> _ACTIVITY LIST_:
**A.** In the text on selling a home, what three qualities should the referred listing agent have?
**B.** Decide whether each statement agrees with the text on selling a home, and quote the words that settle it: (i) A home inspection is a contingency in the contract. (ii) Most real estate agents also manage properties. (iii) A seller can ask a higher price for a home in pristine condition.

==== TEXT BLOCK ====

Homebuyers have the right to have the home they’re buying professionally inspected. The purpose of the inspection is to inform the buyer as to the condition, age and likely lifespan of major systems and appliances in the home. As a contingency in the contract, the buyer has the choice to proceed with the contract or ask the seller for repairs or replacements. This is fair because many issues with a home can’t be seen with the naked eye. An inspection gives a rough idea of future expenditures; if there are more problems than the buyer is willing to allow, the transaction will be in jeopardy. The buyer can’t help but wonder what other problems may come to light about the home.

Your Berkshire Hathaway HomeServices network professional knows that the less the buyer finds wrong, the smoother the transaction will be. Before you put your home on the market, hire a licensed home inspector to alert you to unknown problems and repair or replace them so the buyer has no misgivings. You’ll also be able to ask a higher price for your home when it’s in pristine condition.


Selling an Out-of-state Home

Whether you’re selling an inherited property, a second home, or your own home after moving out of state, handling a long-distance property transaction can be challenging. But with good professional help, you can easily sell your home without leaving the comfort of where you live.

Ask your Berkshire Hathaway HomeServices network professional for a referral to a listing agent in the property’s area who has:

  1. Property management experience.
  2. Expertise with long-distance sellers.
  3. A strong network of homebuyers that they’ve brought to the table.

Many real estate agents don’t manage properties, but the ones who do can help you with many services that you’ll need. For example, they can help you prepare your home for sale before it hits the market. They have turnkey resources such as a detail-oriented cleaning crew, staging professionals, landscapers, housekeepers, handymen, roofers, painters, carpenters and mold and radon mediation teams, as needed. They can recommend a real estate attorney or closing agent who will facilitate the closing of your property electronically.

A listing agent who frequently works with buyers and is part of a large U.S. and overseas network such as Berkshire Hathaway HomeServices, is invaluable when it comes to marketing your home. They know what appeals to buyers in their market as well as to their network of professional contacts, past clients, and other sources of buyers.

Your long-distance agent should contact you often with buyer comments, renovation updates and market conditions so you know your property is in good hands.


Who Pays the Closing Costs?

==== PROVIDED INFORMATION ====

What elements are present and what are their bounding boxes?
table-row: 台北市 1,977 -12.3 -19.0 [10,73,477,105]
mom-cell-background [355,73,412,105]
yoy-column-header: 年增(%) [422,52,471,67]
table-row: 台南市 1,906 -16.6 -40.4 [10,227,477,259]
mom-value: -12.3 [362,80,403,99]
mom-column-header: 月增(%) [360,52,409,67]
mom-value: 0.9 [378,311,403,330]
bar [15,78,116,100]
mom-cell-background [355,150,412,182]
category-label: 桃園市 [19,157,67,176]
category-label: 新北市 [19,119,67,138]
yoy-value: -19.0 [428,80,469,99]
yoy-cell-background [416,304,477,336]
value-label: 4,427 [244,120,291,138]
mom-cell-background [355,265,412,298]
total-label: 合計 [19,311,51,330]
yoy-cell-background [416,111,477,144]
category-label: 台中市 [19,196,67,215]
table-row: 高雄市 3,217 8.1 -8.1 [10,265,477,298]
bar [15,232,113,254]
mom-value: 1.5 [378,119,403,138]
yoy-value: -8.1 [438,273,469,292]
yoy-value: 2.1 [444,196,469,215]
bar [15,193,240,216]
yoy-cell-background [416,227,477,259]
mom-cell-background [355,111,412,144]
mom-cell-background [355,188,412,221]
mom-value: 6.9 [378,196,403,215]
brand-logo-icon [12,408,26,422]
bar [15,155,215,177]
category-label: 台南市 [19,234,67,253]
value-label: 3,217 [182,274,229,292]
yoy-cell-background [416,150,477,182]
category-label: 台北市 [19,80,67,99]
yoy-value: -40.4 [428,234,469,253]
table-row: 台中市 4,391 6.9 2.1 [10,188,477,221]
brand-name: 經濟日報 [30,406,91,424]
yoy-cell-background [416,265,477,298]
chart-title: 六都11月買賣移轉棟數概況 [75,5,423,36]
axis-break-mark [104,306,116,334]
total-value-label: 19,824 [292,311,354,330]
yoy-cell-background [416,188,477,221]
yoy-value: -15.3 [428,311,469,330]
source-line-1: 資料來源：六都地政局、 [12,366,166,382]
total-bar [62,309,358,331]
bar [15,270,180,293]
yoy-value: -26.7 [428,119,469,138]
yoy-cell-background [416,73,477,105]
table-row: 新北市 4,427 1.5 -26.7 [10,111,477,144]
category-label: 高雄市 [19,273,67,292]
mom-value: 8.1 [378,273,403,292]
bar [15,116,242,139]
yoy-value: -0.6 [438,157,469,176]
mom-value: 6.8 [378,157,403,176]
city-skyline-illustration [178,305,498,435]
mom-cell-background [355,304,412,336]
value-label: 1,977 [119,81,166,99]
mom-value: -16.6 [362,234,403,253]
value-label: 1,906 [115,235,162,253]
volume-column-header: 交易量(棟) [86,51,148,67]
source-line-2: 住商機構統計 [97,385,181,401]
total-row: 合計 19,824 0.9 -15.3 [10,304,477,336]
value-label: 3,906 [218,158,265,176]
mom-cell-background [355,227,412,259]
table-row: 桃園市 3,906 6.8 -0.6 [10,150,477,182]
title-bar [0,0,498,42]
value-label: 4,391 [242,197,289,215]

====

> _ANSWER SECTION_:
**A.** Property management experience, expertise with long-distance sellers, and a strong network of homebuyers that they've brought to the table.

**B.**
(i) Yes: "As a contingency in the contract, the buyer has the choice to proceed with the contract or ask the seller for repairs or replacements."
(ii) No: "Many real estate agents don’t manage properties"
(iii) Yes: "You’ll also be able to ask a higher price for your home when it’s in pristine condition."